▶ [Task objective]
Return all lines from the listing below in which the string "this" occurs.

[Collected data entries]
__________
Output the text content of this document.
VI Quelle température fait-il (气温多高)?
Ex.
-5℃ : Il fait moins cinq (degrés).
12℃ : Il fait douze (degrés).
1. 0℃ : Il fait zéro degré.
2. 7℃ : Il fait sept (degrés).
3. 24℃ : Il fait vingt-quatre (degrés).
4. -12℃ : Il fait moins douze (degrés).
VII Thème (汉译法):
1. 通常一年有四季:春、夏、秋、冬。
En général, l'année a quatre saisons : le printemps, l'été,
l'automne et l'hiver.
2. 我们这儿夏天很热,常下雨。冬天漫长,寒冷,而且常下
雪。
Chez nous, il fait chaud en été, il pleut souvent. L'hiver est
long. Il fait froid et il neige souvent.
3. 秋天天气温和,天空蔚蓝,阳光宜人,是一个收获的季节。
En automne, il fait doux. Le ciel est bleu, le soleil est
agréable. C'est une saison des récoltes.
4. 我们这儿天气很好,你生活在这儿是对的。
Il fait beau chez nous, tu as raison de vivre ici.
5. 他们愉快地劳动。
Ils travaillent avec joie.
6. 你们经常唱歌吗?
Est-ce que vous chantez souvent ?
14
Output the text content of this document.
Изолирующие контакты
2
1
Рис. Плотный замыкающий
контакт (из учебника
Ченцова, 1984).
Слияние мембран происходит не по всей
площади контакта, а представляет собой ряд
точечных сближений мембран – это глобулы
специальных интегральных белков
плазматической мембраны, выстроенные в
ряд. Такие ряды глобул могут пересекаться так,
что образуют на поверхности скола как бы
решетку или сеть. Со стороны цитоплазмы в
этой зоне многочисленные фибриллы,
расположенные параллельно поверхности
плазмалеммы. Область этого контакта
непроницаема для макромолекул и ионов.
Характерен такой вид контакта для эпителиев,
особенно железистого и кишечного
__________
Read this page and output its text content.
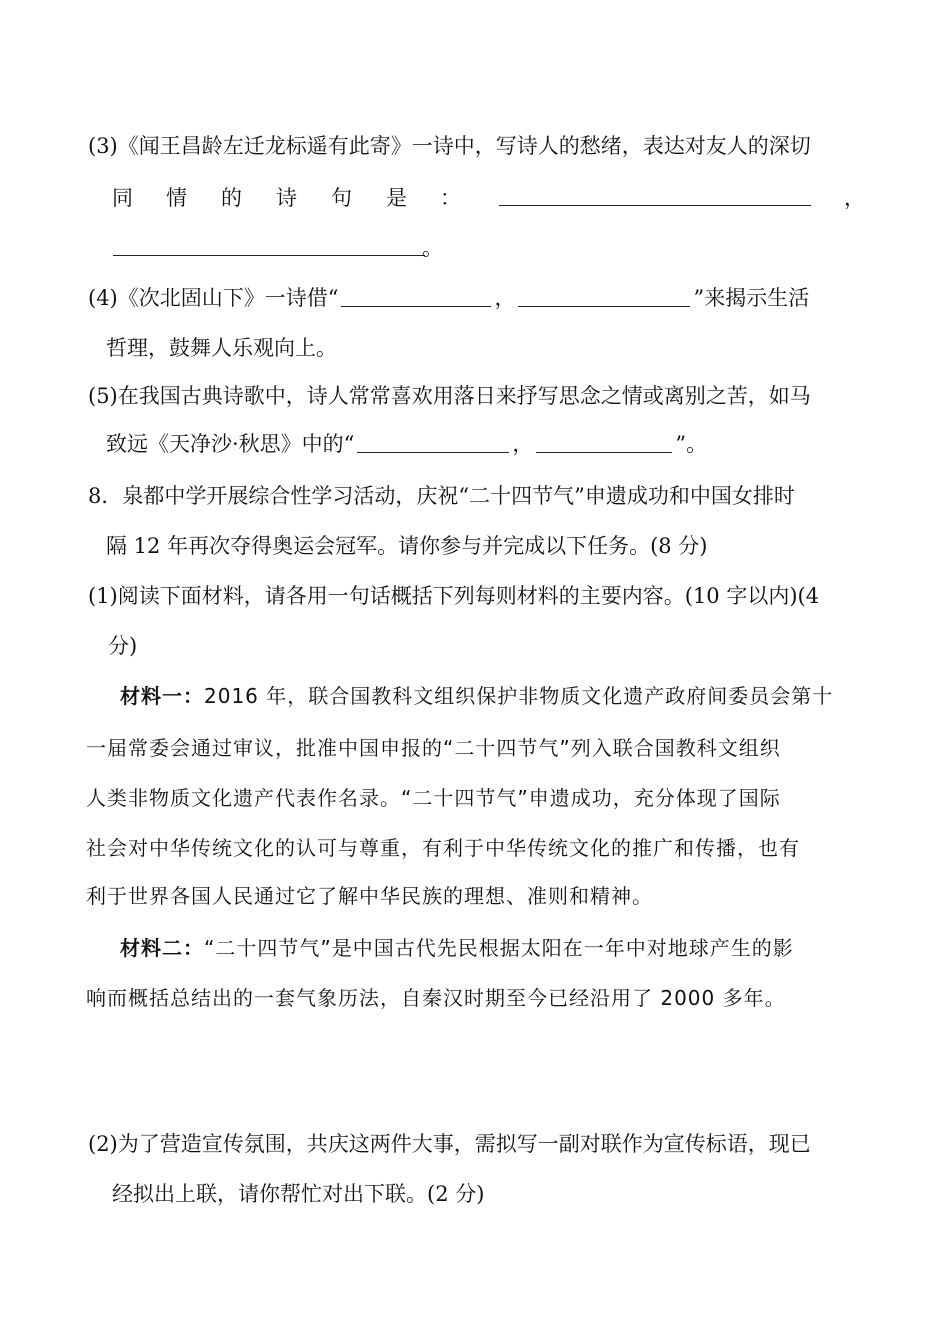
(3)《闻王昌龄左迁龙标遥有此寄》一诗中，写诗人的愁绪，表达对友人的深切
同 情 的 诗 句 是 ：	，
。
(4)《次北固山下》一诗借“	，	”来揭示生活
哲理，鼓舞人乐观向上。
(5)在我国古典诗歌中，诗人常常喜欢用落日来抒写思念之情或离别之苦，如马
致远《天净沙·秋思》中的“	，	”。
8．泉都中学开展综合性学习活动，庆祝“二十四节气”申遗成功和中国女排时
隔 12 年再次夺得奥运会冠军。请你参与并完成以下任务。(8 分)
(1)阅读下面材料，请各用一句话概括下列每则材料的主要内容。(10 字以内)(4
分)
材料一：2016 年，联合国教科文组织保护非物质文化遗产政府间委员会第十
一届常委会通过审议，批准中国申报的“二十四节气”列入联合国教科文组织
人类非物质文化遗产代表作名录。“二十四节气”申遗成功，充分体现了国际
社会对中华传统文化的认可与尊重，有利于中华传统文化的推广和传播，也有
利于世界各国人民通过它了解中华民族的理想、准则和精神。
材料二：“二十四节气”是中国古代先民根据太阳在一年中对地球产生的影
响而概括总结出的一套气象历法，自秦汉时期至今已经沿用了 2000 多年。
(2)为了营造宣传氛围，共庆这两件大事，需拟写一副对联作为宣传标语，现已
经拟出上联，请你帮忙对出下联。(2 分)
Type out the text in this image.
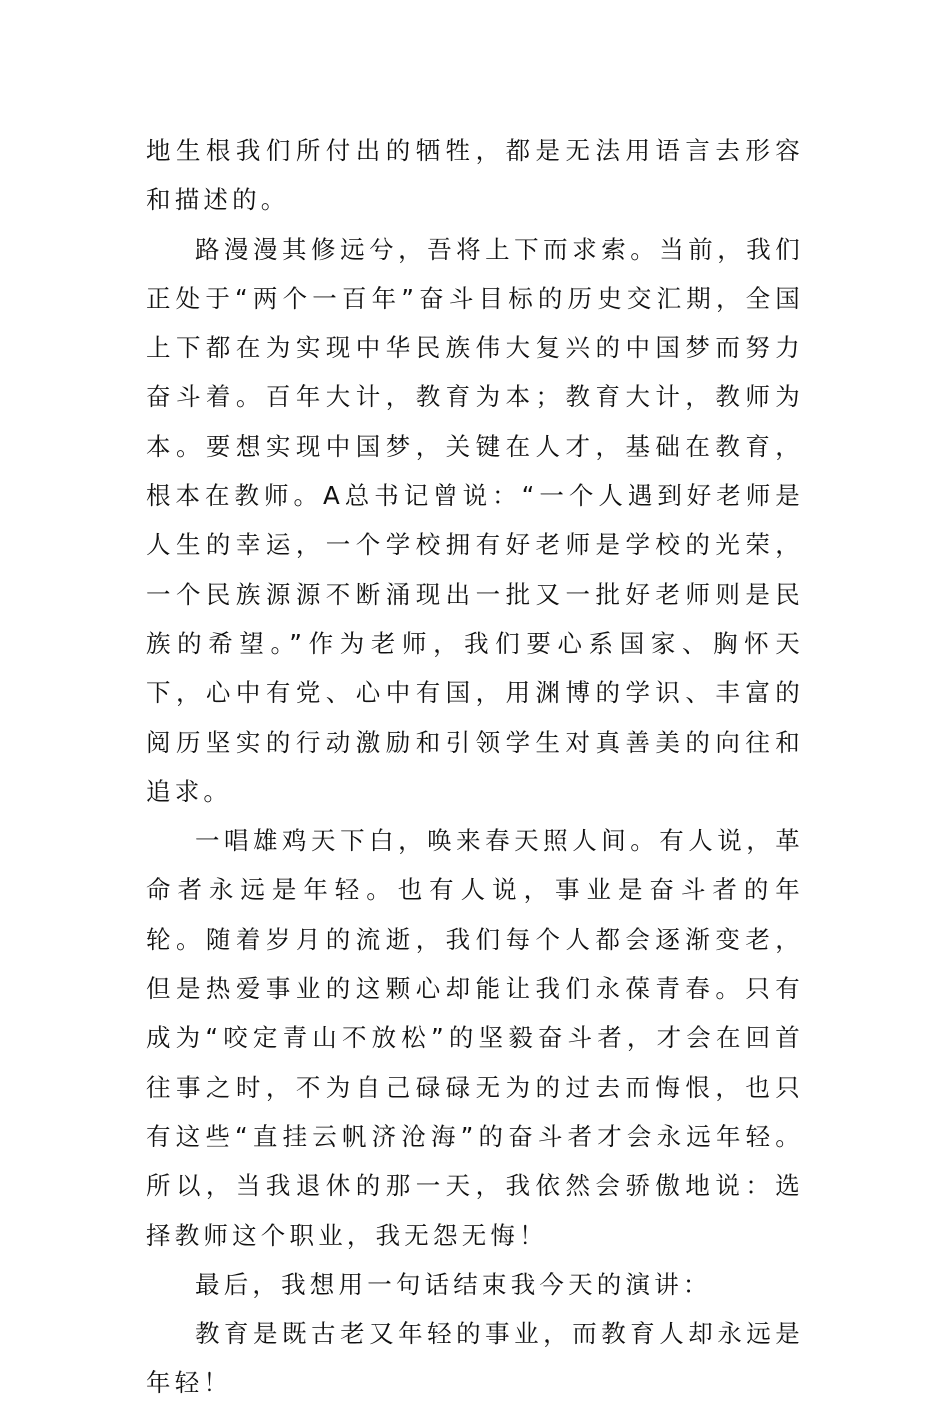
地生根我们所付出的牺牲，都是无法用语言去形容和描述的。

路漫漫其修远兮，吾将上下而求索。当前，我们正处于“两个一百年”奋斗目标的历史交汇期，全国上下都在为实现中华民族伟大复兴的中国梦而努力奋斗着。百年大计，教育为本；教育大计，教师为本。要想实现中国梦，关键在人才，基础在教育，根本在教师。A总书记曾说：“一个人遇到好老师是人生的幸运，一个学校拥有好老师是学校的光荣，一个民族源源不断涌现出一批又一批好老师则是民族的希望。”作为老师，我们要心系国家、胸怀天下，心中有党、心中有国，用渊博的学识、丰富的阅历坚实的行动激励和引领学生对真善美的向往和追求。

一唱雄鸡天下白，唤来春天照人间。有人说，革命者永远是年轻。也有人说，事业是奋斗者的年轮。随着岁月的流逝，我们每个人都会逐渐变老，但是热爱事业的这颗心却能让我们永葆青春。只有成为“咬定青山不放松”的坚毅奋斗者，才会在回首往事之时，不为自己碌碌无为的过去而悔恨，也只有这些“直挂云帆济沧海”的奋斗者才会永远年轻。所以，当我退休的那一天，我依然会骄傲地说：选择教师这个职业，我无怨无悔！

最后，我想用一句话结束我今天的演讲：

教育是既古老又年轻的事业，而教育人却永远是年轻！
__________
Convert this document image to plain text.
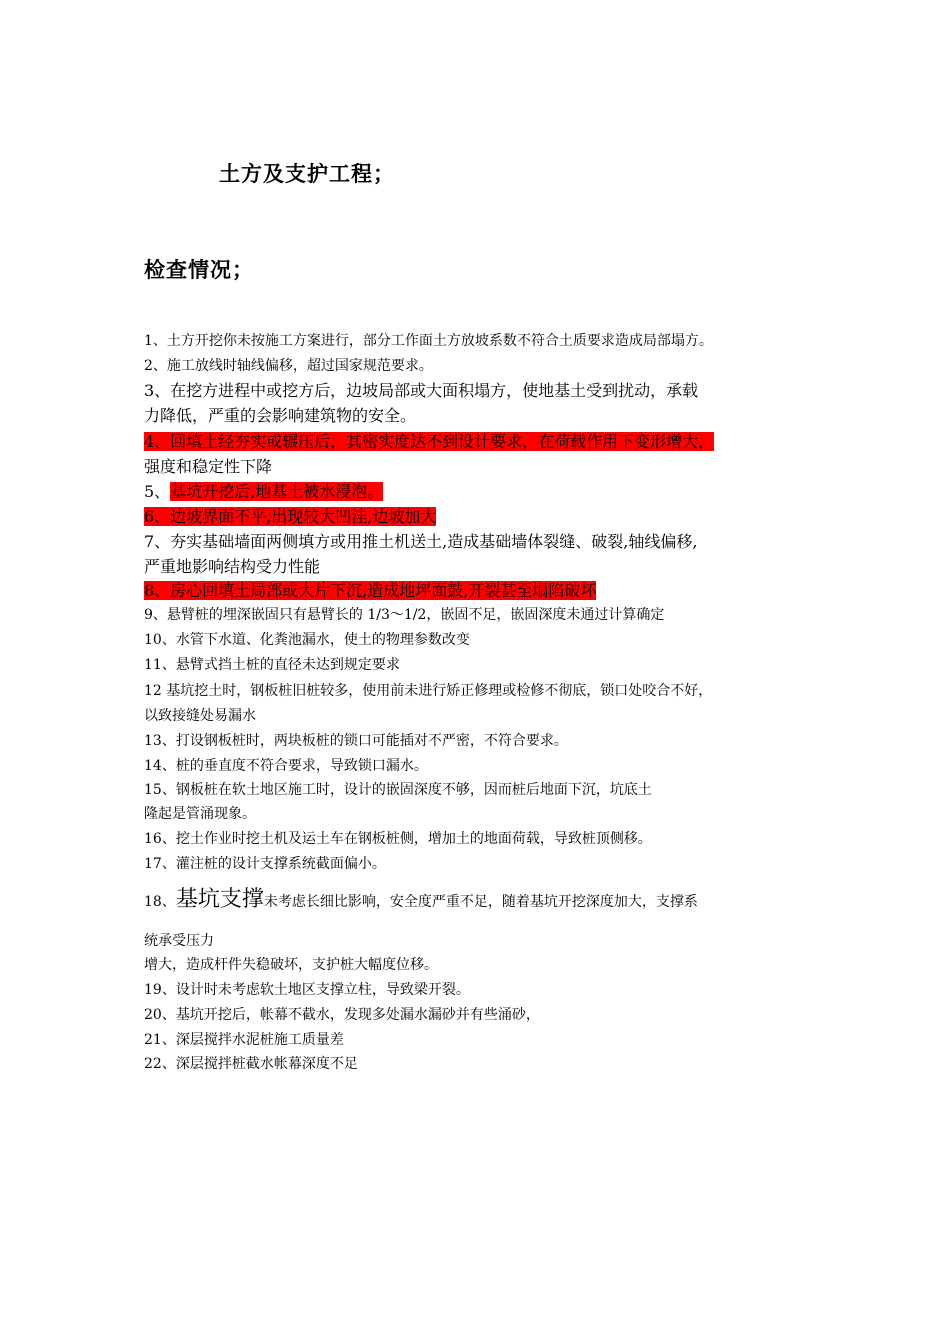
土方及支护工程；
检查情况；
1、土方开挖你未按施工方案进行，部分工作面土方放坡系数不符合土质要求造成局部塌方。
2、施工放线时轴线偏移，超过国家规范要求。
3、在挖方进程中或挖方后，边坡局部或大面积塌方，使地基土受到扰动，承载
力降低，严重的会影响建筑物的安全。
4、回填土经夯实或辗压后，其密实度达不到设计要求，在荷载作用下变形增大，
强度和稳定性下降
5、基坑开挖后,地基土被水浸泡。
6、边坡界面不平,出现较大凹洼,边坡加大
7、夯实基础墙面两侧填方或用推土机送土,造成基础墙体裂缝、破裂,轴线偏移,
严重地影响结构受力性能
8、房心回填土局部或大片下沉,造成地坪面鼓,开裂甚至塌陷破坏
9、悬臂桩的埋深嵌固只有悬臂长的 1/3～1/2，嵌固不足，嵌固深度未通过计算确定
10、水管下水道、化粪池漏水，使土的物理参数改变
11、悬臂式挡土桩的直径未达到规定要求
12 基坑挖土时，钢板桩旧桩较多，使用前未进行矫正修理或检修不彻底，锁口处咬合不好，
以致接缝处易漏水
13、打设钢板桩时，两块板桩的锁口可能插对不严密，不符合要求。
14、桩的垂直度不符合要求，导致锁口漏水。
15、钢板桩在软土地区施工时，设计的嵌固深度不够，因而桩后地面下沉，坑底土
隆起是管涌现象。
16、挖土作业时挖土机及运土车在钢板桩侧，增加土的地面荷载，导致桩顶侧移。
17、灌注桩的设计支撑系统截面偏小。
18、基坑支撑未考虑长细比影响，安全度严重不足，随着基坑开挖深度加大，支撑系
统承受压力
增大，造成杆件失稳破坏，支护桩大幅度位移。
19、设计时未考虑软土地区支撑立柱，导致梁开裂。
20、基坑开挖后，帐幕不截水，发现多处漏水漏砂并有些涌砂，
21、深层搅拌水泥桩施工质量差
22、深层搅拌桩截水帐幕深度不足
__________
▶ [Exercise result]
Output the text content of this document.
Output the text content of this document.
Read this page and output its text content.
Type out the text in this image.
Convert this document image to plain text.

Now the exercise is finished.